Every line below is to be copied exactly, with the pictures left out.

** Start SOURCE DATA **

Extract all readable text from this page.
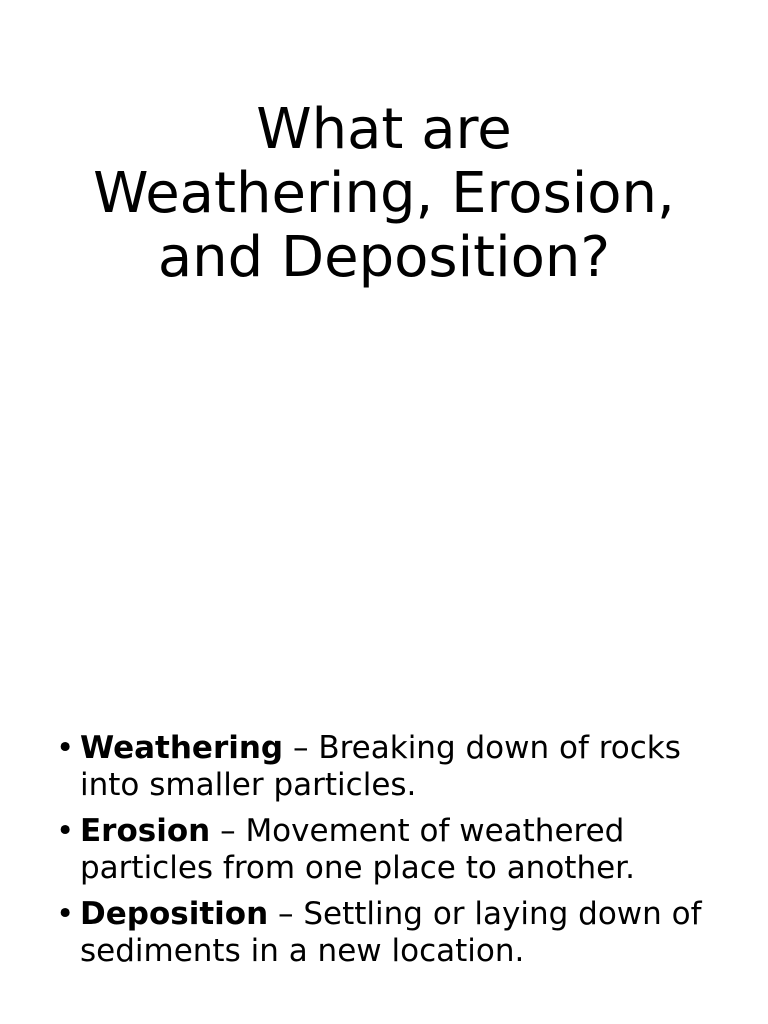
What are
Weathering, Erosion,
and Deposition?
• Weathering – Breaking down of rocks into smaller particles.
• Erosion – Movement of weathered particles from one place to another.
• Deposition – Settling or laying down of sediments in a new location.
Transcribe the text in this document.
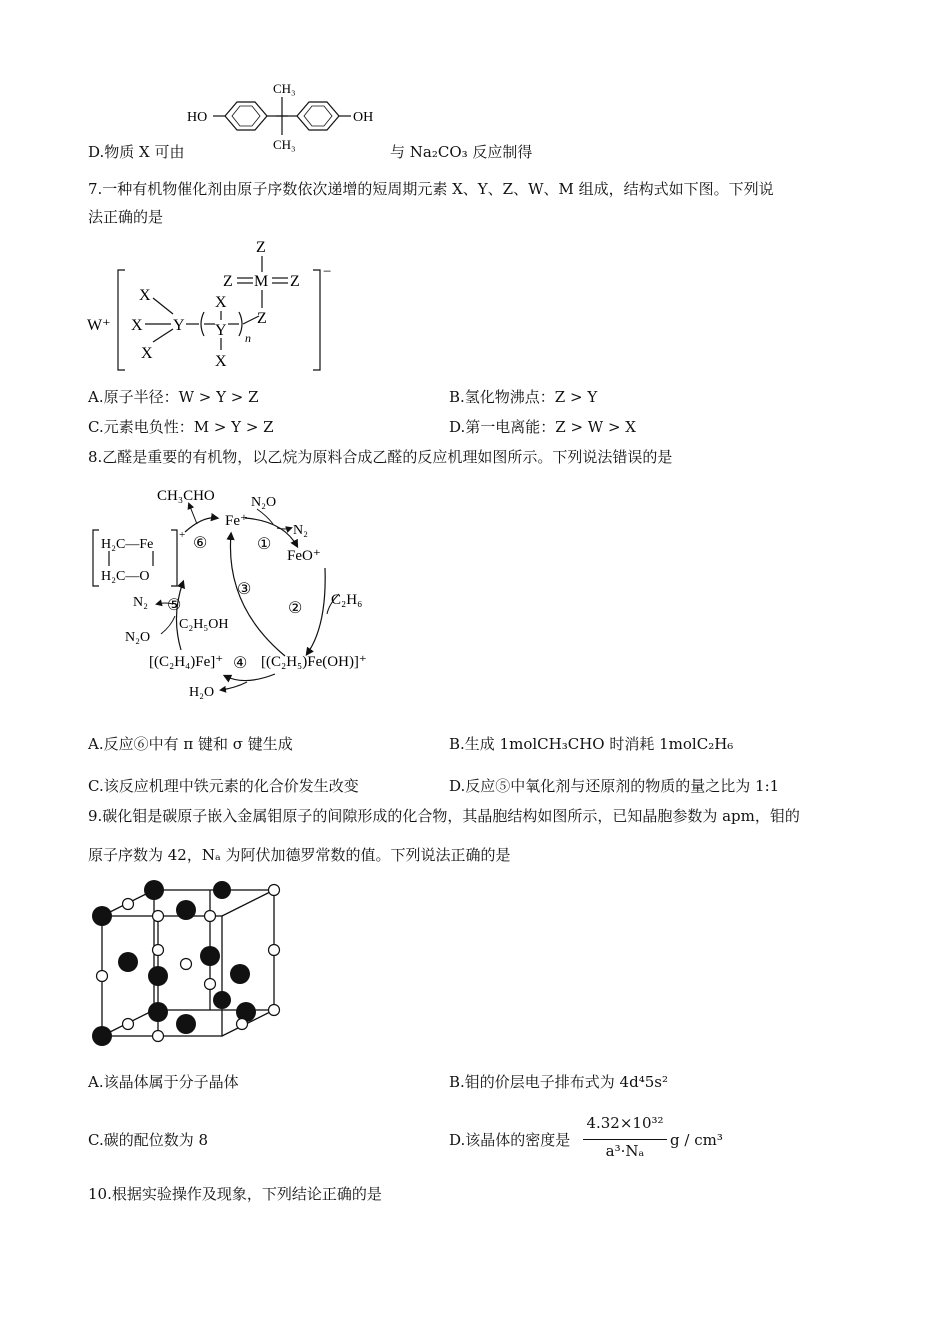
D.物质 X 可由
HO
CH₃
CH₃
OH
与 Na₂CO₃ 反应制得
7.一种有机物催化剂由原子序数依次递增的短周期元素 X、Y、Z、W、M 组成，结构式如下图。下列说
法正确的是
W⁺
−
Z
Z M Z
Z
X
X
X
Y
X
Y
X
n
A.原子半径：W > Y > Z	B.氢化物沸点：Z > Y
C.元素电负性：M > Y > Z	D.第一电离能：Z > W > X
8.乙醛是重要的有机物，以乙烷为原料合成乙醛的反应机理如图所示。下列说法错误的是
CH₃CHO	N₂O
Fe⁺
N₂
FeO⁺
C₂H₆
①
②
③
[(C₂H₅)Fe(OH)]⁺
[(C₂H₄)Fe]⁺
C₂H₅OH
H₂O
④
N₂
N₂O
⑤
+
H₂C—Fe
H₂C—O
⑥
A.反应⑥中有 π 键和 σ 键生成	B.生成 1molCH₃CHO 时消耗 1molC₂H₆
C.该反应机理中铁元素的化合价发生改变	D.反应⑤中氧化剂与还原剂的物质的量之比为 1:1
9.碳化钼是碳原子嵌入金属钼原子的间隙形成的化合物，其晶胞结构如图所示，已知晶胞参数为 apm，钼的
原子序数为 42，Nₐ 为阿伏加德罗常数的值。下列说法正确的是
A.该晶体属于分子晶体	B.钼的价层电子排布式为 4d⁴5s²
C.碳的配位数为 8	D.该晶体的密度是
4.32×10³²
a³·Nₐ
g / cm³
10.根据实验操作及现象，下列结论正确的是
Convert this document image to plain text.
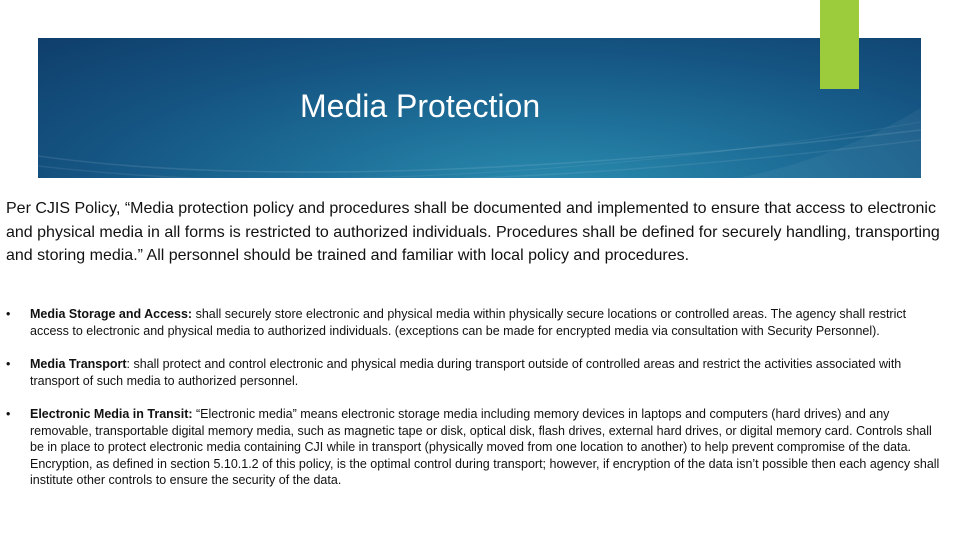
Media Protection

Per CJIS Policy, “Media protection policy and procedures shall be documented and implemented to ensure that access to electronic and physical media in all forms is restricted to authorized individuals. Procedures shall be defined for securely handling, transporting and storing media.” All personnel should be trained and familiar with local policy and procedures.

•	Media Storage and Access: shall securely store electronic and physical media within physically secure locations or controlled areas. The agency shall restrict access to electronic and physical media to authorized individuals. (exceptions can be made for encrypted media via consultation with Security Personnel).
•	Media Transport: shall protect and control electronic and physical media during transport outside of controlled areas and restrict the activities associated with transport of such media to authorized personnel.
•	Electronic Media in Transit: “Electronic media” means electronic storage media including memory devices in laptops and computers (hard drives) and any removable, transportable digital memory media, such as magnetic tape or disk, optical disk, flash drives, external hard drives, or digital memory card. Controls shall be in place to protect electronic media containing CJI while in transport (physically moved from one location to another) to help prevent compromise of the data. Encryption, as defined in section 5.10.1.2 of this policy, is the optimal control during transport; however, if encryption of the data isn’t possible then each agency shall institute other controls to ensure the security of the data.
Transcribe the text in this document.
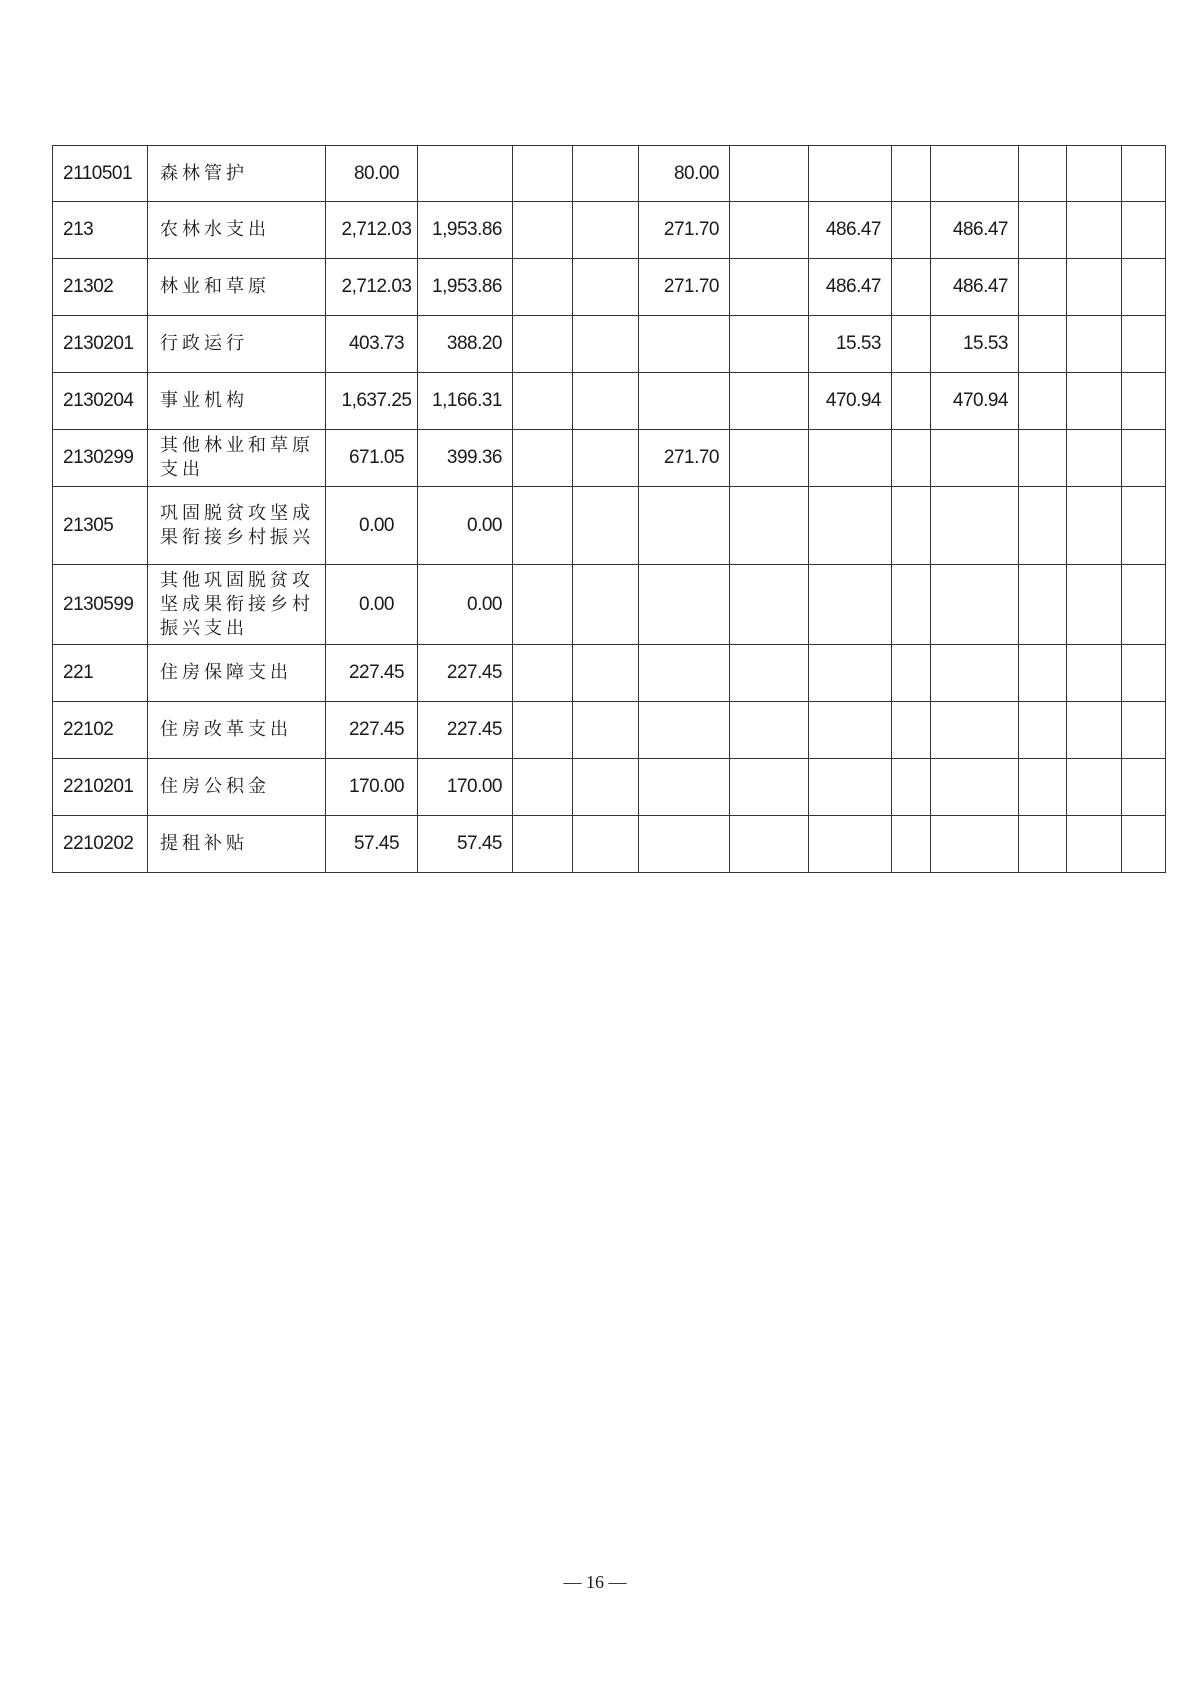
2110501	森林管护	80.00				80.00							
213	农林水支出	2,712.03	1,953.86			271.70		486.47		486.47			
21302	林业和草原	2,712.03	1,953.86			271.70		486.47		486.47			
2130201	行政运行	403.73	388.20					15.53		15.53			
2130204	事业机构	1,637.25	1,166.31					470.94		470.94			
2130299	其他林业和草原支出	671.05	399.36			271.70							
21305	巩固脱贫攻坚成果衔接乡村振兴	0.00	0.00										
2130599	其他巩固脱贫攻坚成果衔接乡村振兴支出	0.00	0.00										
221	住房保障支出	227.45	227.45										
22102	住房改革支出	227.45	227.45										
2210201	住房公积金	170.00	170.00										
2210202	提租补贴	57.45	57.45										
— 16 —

** End SOURCE DATA **

RESULT FOR THIS EXERCISE >>
Extract all readable text from this page.
What are
Weathering, Erosion,
and Deposition?
• Weathering – Breaking down of rocks into smaller particles.
• Erosion – Movement of weathered particles from one place to another.
• Deposition – Settling or laying down of sediments in a new location.
Transcribe the text in this document.
D.物质 X 可由
HO
CH₃
CH₃
OH
与 Na₂CO₃ 反应制得
7.一种有机物催化剂由原子序数依次递增的短周期元素 X、Y、Z、W、M 组成，结构式如下图。下列说
法正确的是
W⁺
−
Z
Z M Z
Z
X
X
X
Y
X
Y
X
n
A.原子半径：W > Y > Z	B.氢化物沸点：Z > Y
C.元素电负性：M > Y > Z	D.第一电离能：Z > W > X
8.乙醛是重要的有机物，以乙烷为原料合成乙醛的反应机理如图所示。下列说法错误的是
CH₃CHO	N₂O
Fe⁺
N₂
FeO⁺
C₂H₆
①
②
③
[(C₂H₅)Fe(OH)]⁺
[(C₂H₄)Fe]⁺
C₂H₅OH
H₂O
④
N₂
N₂O
⑤
+
H₂C—Fe
H₂C—O
⑥
A.反应⑥中有 π 键和 σ 键生成	B.生成 1molCH₃CHO 时消耗 1molC₂H₆
C.该反应机理中铁元素的化合价发生改变	D.反应⑤中氧化剂与还原剂的物质的量之比为 1:1
9.碳化钼是碳原子嵌入金属钼原子的间隙形成的化合物，其晶胞结构如图所示，已知晶胞参数为 apm，钼的
原子序数为 42，Nₐ 为阿伏加德罗常数的值。下列说法正确的是
A.该晶体属于分子晶体	B.钼的价层电子排布式为 4d⁴5s²
C.碳的配位数为 8	D.该晶体的密度是
4.32×10³²
a³·Nₐ
g / cm³
10.根据实验操作及现象，下列结论正确的是
Convert this document image to plain text.
Media Protection

Per CJIS Policy, “Media protection policy and procedures shall be documented and implemented to ensure that access to electronic and physical media in all forms is restricted to authorized individuals. Procedures shall be defined for securely handling, transporting and storing media.” All personnel should be trained and familiar with local policy and procedures.

•	Media Storage and Access: shall securely store electronic and physical media within physically secure locations or controlled areas. The agency shall restrict access to electronic and physical media to authorized individuals. (exceptions can be made for encrypted media via consultation with Security Personnel).
•	Media Transport: shall protect and control electronic and physical media during transport outside of controlled areas and restrict the activities associated with transport of such media to authorized personnel.
•	Electronic Media in Transit: “Electronic media” means electronic storage media including memory devices in laptops and computers (hard drives) and any removable, transportable digital memory media, such as magnetic tape or disk, optical disk, flash drives, external hard drives, or digital memory card. Controls shall be in place to protect electronic media containing CJI while in transport (physically moved from one location to another) to help prevent compromise of the data. Encryption, as defined in section 5.10.1.2 of this policy, is the optimal control during transport; however, if encryption of the data isn’t possible then each agency shall institute other controls to ensure the security of the data.
Transcribe the text in this document.
2110501	森林管护	80.00				80.00							
213	农林水支出	2,712.03	1,953.86			271.70		486.47		486.47			
21302	林业和草原	2,712.03	1,953.86			271.70		486.47		486.47			
2130201	行政运行	403.73	388.20					15.53		15.53			
2130204	事业机构	1,637.25	1,166.31					470.94		470.94			
2130299	其他林业和草原支出	671.05	399.36			271.70							
21305	巩固脱贫攻坚成果衔接乡村振兴	0.00	0.00										
2130599	其他巩固脱贫攻坚成果衔接乡村振兴支出	0.00	0.00										
221	住房保障支出	227.45	227.45										
22102	住房改革支出	227.45	227.45										
2210201	住房公积金	170.00	170.00										
2210202	提租补贴	57.45	57.45										
— 16 —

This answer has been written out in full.